───── RECORDS SUPPLIED

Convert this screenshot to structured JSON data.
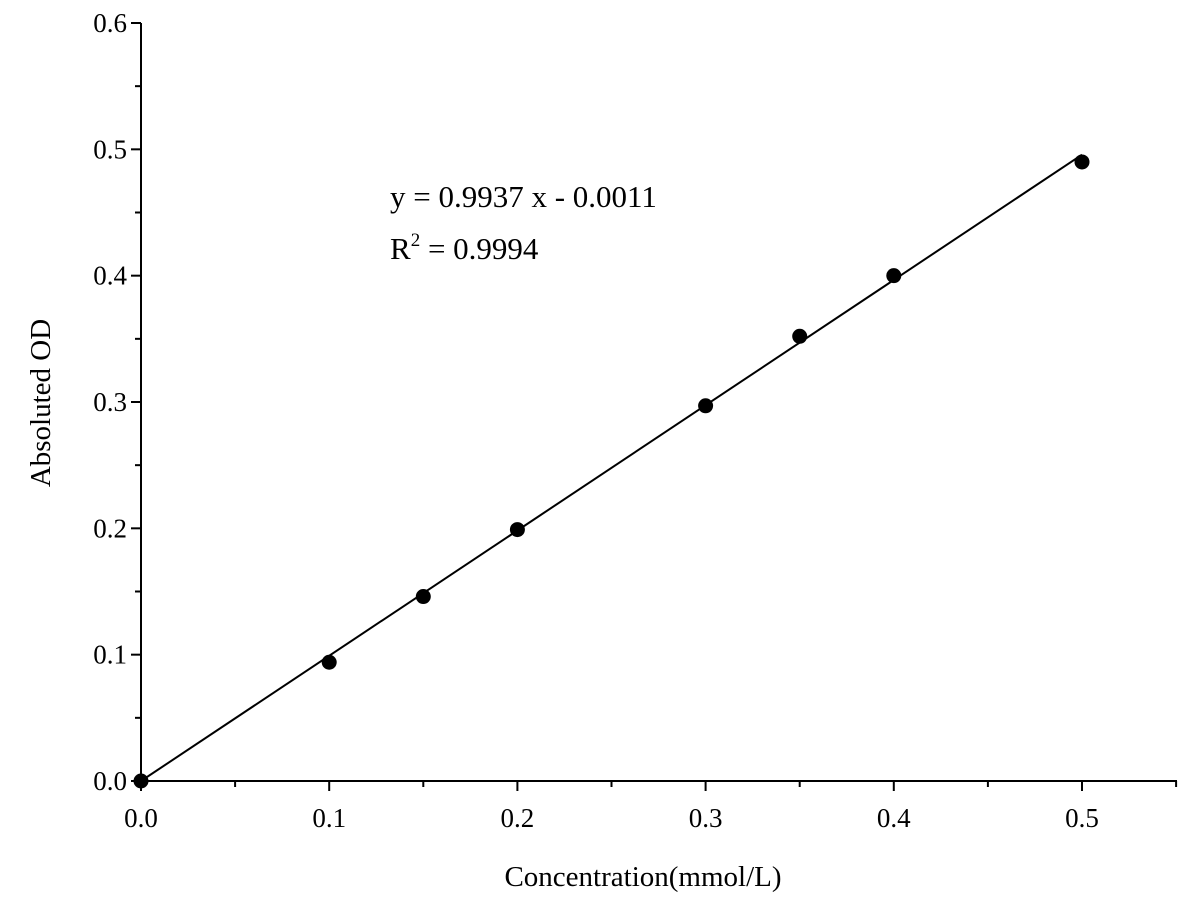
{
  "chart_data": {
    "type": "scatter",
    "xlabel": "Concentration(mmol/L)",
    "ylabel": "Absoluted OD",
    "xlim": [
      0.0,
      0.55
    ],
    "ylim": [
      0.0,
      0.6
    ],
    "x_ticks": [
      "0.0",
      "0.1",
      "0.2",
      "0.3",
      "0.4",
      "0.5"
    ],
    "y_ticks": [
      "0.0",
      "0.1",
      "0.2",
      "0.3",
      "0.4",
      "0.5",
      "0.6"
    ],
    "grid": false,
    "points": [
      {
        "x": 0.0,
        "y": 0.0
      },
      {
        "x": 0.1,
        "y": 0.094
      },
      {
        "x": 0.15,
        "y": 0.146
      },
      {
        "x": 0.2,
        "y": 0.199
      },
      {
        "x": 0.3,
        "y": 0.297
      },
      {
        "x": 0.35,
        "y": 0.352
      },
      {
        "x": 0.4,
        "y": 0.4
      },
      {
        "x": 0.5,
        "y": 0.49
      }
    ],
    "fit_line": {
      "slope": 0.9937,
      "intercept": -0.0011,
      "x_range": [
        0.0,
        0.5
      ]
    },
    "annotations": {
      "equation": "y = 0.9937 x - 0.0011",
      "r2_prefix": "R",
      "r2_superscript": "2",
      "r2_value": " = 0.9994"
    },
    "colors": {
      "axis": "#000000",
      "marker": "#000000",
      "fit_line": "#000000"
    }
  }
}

──────────

▶ [EXERCISE BRIEF]
Retype each entry precisely. Skip images entirely.

▶ [REPLY TO THE EXERCISE]
Convert this screenshot to structured JSON data.
{
  "chart_data": {
    "type": "scatter",
    "xlabel": "Concentration(mmol/L)",
    "ylabel": "Absoluted OD",
    "xlim": [
      0.0,
      0.55
    ],
    "ylim": [
      0.0,
      0.6
    ],
    "x_ticks": [
      "0.0",
      "0.1",
      "0.2",
      "0.3",
      "0.4",
      "0.5"
    ],
    "y_ticks": [
      "0.0",
      "0.1",
      "0.2",
      "0.3",
      "0.4",
      "0.5",
      "0.6"
    ],
    "grid": false,
    "points": [
      {
        "x": 0.0,
        "y": 0.0
      },
      {
        "x": 0.1,
        "y": 0.094
      },
      {
        "x": 0.15,
        "y": 0.146
      },
      {
        "x": 0.2,
        "y": 0.199
      },
      {
        "x": 0.3,
        "y": 0.297
      },
      {
        "x": 0.35,
        "y": 0.352
      },
      {
        "x": 0.4,
        "y": 0.4
      },
      {
        "x": 0.5,
        "y": 0.49
      }
    ],
    "fit_line": {
      "slope": 0.9937,
      "intercept": -0.0011,
      "x_range": [
        0.0,
        0.5
      ]
    },
    "annotations": {
      "equation": "y = 0.9937 x - 0.0011",
      "r2_prefix": "R",
      "r2_superscript": "2",
      "r2_value": " = 0.9994"
    },
    "colors": {
      "axis": "#000000",
      "marker": "#000000",
      "fit_line": "#000000"
    }
  }
}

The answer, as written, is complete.